TASK DESCRIPTION: In full and without alteration, repeat the material.

DATA FOR PROCESSING:
>>>

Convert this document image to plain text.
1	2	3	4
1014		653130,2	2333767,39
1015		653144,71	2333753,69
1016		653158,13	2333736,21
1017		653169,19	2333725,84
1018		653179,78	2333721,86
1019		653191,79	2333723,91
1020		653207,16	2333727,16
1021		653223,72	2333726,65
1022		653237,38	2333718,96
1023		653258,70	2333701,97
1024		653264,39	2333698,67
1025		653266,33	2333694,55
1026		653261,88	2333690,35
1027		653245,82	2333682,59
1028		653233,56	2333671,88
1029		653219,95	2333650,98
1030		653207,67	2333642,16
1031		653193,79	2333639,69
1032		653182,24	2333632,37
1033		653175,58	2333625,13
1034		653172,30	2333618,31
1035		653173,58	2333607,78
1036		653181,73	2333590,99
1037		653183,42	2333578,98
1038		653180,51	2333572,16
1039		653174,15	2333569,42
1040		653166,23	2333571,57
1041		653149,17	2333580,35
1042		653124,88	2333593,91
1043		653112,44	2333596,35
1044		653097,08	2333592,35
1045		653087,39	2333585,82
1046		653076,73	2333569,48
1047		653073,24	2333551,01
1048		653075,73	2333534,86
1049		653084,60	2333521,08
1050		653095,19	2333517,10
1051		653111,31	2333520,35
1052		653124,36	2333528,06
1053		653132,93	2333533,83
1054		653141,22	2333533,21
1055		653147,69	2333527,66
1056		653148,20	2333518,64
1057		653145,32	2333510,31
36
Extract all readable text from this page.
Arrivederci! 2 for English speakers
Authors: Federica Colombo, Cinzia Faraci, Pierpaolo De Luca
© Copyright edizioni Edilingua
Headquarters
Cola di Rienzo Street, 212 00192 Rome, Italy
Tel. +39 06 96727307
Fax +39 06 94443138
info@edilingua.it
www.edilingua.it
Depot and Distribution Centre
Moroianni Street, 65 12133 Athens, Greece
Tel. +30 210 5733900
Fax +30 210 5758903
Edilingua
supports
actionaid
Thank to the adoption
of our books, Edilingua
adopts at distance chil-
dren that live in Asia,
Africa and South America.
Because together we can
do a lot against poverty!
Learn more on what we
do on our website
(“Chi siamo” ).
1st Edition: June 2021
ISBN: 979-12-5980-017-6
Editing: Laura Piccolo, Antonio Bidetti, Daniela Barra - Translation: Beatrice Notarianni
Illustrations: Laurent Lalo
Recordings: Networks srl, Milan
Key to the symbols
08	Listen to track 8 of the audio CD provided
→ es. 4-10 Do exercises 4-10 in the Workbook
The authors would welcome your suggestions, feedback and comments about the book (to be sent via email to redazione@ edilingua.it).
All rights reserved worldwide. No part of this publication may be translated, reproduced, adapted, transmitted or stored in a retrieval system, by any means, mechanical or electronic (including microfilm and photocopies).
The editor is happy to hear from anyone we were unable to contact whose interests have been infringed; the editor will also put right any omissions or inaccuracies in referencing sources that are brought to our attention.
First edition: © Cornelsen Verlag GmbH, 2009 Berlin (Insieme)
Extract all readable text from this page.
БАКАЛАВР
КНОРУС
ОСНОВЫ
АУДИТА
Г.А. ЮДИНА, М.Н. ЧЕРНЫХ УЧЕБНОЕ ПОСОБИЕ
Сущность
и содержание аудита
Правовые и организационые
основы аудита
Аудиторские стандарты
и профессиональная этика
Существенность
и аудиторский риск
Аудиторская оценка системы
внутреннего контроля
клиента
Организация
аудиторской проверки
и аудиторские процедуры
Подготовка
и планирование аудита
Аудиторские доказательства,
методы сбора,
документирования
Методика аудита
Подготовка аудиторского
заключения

<<<

OUTPUT OF THE EXERCISE:
Convert this document image to plain text.
1	2	3	4
1014		653130,2	2333767,39
1015		653144,71	2333753,69
1016		653158,13	2333736,21
1017		653169,19	2333725,84
1018		653179,78	2333721,86
1019		653191,79	2333723,91
1020		653207,16	2333727,16
1021		653223,72	2333726,65
1022		653237,38	2333718,96
1023		653258,70	2333701,97
1024		653264,39	2333698,67
1025		653266,33	2333694,55
1026		653261,88	2333690,35
1027		653245,82	2333682,59
1028		653233,56	2333671,88
1029		653219,95	2333650,98
1030		653207,67	2333642,16
1031		653193,79	2333639,69
1032		653182,24	2333632,37
1033		653175,58	2333625,13
1034		653172,30	2333618,31
1035		653173,58	2333607,78
1036		653181,73	2333590,99
1037		653183,42	2333578,98
1038		653180,51	2333572,16
1039		653174,15	2333569,42
1040		653166,23	2333571,57
1041		653149,17	2333580,35
1042		653124,88	2333593,91
1043		653112,44	2333596,35
1044		653097,08	2333592,35
1045		653087,39	2333585,82
1046		653076,73	2333569,48
1047		653073,24	2333551,01
1048		653075,73	2333534,86
1049		653084,60	2333521,08
1050		653095,19	2333517,10
1051		653111,31	2333520,35
1052		653124,36	2333528,06
1053		653132,93	2333533,83
1054		653141,22	2333533,21
1055		653147,69	2333527,66
1056		653148,20	2333518,64
1057		653145,32	2333510,31
36
Extract all readable text from this page.
Arrivederci! 2 for English speakers
Authors: Federica Colombo, Cinzia Faraci, Pierpaolo De Luca
© Copyright edizioni Edilingua
Headquarters
Cola di Rienzo Street, 212 00192 Rome, Italy
Tel. +39 06 96727307
Fax +39 06 94443138
info@edilingua.it
www.edilingua.it
Depot and Distribution Centre
Moroianni Street, 65 12133 Athens, Greece
Tel. +30 210 5733900
Fax +30 210 5758903
Edilingua
supports
actionaid
Thank to the adoption
of our books, Edilingua
adopts at distance chil-
dren that live in Asia,
Africa and South America.
Because together we can
do a lot against poverty!
Learn more on what we
do on our website
(“Chi siamo” ).
1st Edition: June 2021
ISBN: 979-12-5980-017-6
Editing: Laura Piccolo, Antonio Bidetti, Daniela Barra - Translation: Beatrice Notarianni
Illustrations: Laurent Lalo
Recordings: Networks srl, Milan
Key to the symbols
08	Listen to track 8 of the audio CD provided
→ es. 4-10 Do exercises 4-10 in the Workbook
The authors would welcome your suggestions, feedback and comments about the book (to be sent via email to redazione@ edilingua.it).
All rights reserved worldwide. No part of this publication may be translated, reproduced, adapted, transmitted or stored in a retrieval system, by any means, mechanical or electronic (including microfilm and photocopies).
The editor is happy to hear from anyone we were unable to contact whose interests have been infringed; the editor will also put right any omissions or inaccuracies in referencing sources that are brought to our attention.
First edition: © Cornelsen Verlag GmbH, 2009 Berlin (Insieme)
Extract all readable text from this page.
БАКАЛАВР
КНОРУС
ОСНОВЫ
АУДИТА
Г.А. ЮДИНА, М.Н. ЧЕРНЫХ УЧЕБНОЕ ПОСОБИЕ
Сущность
и содержание аудита
Правовые и организационые
основы аудита
Аудиторские стандарты
и профессиональная этика
Существенность
и аудиторский риск
Аудиторская оценка системы
внутреннего контроля
клиента
Организация
аудиторской проверки
и аудиторские процедуры
Подготовка
и планирование аудита
Аудиторские доказательства,
методы сбора,
документирования
Методика аудита
Подготовка аудиторского
заключения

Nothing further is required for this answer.